---------- Dataset excerpts

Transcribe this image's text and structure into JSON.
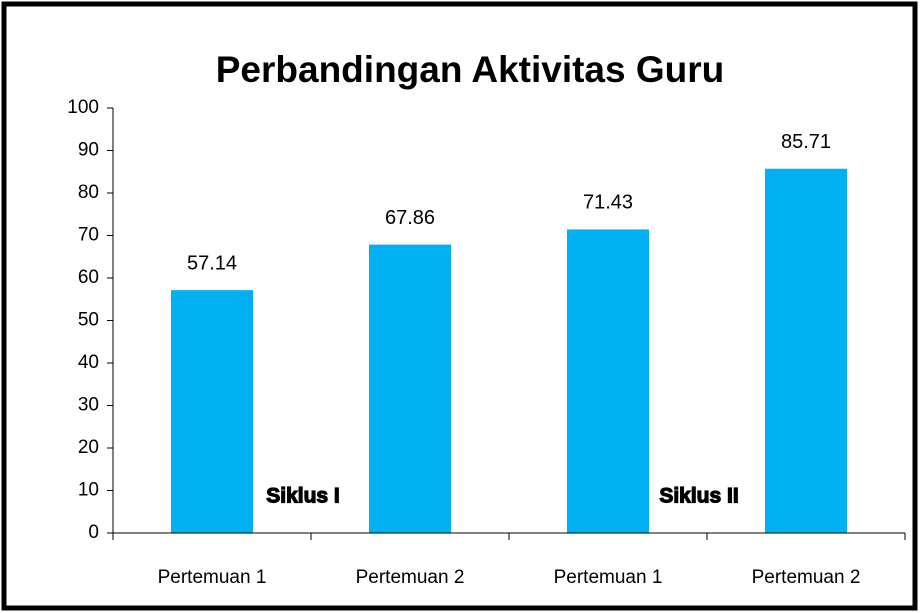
{
  "chart_data": {
    "type": "bar",
    "title": "Perbandingan Aktivitas Guru",
    "categories": [
      "Pertemuan 1",
      "Pertemuan 2",
      "Pertemuan 1",
      "Pertemuan 2"
    ],
    "values": [
      57.14,
      67.86,
      71.43,
      85.71
    ],
    "color": "#00b0f0",
    "ylim": [
      0,
      100
    ],
    "yticks": [
      0,
      10,
      20,
      30,
      40,
      50,
      60,
      70,
      80,
      90,
      100
    ],
    "grid": false,
    "annotations": [
      "Siklus I",
      "Siklus II"
    ]
  }
}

--------------------

## What you are asked to do
Pictures in the data above should not be copied; transcribe everything else exactly.

## Solution for this exercise
Transcribe this image's text and structure into JSON.
{
  "chart_data": {
    "type": "bar",
    "title": "Perbandingan Aktivitas Guru",
    "categories": [
      "Pertemuan 1",
      "Pertemuan 2",
      "Pertemuan 1",
      "Pertemuan 2"
    ],
    "values": [
      57.14,
      67.86,
      71.43,
      85.71
    ],
    "color": "#00b0f0",
    "ylim": [
      0,
      100
    ],
    "yticks": [
      0,
      10,
      20,
      30,
      40,
      50,
      60,
      70,
      80,
      90,
      100
    ],
    "grid": false,
    "annotations": [
      "Siklus I",
      "Siklus II"
    ]
  }
}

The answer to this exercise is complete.